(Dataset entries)
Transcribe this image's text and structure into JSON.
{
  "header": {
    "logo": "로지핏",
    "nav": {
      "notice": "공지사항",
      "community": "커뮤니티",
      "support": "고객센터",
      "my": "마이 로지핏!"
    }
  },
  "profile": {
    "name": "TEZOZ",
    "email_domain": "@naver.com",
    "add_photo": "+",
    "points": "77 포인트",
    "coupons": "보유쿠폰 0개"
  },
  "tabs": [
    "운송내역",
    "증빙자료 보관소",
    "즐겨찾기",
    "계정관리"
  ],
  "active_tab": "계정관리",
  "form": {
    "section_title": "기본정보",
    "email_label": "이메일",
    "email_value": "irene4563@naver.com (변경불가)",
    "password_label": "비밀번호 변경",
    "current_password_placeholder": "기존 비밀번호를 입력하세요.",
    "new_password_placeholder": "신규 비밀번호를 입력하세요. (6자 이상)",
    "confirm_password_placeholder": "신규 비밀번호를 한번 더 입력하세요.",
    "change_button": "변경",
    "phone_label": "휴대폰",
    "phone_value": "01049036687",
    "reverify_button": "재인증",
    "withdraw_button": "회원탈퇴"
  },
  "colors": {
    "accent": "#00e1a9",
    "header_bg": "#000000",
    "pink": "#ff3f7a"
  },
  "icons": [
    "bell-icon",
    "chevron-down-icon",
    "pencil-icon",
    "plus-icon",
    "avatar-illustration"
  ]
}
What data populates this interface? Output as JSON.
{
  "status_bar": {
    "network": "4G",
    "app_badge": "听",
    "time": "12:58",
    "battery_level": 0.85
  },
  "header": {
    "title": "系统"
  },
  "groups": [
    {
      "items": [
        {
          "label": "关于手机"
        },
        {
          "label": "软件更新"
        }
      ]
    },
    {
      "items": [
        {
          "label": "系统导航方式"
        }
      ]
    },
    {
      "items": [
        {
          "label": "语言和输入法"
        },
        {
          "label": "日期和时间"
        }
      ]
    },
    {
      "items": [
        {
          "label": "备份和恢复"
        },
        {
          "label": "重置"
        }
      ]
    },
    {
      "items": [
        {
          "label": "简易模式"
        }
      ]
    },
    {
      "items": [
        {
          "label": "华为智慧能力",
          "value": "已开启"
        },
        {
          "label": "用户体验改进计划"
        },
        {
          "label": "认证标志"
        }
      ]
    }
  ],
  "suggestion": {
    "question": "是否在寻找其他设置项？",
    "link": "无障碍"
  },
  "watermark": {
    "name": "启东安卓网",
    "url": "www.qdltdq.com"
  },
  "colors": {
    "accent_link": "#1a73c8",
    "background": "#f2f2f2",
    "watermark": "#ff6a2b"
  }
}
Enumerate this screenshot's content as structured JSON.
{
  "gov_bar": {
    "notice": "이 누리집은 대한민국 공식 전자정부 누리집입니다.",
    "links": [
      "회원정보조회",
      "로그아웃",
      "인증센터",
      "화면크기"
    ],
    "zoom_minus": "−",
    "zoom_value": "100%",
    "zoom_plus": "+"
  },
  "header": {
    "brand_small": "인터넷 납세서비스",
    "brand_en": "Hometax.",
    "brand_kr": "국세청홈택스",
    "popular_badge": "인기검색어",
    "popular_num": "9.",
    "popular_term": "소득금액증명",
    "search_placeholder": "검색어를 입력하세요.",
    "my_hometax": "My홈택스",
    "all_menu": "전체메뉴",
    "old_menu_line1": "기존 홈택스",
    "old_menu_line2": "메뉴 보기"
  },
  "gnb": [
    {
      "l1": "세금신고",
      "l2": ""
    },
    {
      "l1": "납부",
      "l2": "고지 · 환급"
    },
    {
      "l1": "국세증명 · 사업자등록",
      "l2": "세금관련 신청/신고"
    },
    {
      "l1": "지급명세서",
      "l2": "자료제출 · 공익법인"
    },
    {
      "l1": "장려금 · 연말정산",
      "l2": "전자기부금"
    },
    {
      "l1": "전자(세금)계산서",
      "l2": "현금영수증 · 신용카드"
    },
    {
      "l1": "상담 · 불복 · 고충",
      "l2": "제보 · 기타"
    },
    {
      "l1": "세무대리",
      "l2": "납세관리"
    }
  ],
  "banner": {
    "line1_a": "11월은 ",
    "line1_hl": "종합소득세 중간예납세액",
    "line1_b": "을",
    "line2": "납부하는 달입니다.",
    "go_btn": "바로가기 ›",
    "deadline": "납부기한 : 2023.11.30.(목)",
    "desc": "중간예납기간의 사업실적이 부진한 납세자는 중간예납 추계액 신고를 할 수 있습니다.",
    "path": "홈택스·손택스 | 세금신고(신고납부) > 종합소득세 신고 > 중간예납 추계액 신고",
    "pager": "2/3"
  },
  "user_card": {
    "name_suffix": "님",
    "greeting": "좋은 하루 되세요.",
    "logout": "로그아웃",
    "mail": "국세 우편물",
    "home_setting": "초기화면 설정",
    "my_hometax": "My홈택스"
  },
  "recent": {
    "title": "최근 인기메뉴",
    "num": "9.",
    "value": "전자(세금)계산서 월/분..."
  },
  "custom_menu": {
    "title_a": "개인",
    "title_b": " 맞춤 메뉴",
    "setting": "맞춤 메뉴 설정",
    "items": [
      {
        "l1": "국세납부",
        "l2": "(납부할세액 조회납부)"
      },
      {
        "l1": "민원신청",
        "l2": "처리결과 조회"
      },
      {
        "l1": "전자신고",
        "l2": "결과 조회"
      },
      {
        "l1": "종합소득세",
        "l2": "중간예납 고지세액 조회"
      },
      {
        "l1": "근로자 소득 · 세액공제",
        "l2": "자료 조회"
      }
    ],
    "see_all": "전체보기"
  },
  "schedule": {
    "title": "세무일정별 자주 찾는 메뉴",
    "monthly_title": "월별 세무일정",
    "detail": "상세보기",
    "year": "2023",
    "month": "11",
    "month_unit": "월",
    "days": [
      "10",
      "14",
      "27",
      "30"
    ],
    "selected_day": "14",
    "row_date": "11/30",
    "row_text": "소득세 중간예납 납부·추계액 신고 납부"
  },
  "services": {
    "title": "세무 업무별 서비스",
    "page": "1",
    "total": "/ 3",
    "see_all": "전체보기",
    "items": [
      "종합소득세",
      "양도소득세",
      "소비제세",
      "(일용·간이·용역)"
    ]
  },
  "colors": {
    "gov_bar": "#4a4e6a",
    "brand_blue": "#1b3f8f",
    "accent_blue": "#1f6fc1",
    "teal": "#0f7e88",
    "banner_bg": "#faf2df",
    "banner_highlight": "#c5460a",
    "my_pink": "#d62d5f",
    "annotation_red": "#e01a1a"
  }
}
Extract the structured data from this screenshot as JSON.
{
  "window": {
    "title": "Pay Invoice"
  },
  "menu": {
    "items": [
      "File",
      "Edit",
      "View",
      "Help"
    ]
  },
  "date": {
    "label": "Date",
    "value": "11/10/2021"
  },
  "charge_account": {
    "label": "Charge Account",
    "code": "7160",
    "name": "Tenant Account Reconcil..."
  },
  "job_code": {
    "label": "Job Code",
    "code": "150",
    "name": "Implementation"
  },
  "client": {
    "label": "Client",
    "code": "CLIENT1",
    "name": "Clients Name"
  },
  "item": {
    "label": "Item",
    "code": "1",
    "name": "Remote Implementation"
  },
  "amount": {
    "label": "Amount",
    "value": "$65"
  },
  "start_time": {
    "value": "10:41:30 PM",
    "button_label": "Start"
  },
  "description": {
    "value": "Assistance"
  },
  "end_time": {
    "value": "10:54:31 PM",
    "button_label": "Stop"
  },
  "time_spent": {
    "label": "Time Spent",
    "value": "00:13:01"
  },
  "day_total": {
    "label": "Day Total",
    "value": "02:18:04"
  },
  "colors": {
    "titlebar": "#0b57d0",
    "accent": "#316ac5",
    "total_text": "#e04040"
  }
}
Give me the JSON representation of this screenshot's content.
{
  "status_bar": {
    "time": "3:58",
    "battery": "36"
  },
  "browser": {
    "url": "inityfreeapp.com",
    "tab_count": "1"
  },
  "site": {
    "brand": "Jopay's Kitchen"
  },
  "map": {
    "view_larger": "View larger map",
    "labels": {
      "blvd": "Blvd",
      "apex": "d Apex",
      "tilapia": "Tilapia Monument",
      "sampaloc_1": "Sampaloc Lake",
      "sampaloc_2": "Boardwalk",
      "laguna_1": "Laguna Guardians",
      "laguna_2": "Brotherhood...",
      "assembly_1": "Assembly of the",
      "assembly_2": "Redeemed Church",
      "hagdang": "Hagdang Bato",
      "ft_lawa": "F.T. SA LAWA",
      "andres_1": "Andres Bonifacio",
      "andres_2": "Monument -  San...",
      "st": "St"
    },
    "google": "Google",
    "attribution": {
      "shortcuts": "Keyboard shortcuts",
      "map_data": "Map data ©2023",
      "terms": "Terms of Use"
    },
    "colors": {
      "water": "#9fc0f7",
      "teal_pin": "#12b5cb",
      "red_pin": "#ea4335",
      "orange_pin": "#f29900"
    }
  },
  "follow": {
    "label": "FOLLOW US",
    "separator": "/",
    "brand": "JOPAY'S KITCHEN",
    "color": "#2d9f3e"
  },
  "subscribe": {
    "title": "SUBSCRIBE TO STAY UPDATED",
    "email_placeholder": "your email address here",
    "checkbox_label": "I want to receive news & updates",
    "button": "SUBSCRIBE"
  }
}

#### Exercise
All lines in the data that contain the word "입력하세요" should be copied.

#### Completed exercise
    "current_password_placeholder": "기존 비밀번호를 입력하세요.",
    "new_password_placeholder": "신규 비밀번호를 입력하세요. (6자 이상)",
    "confirm_password_placeholder": "신규 비밀번호를 한번 더 입력하세요.",
    "search_placeholder": "검색어를 입력하세요.",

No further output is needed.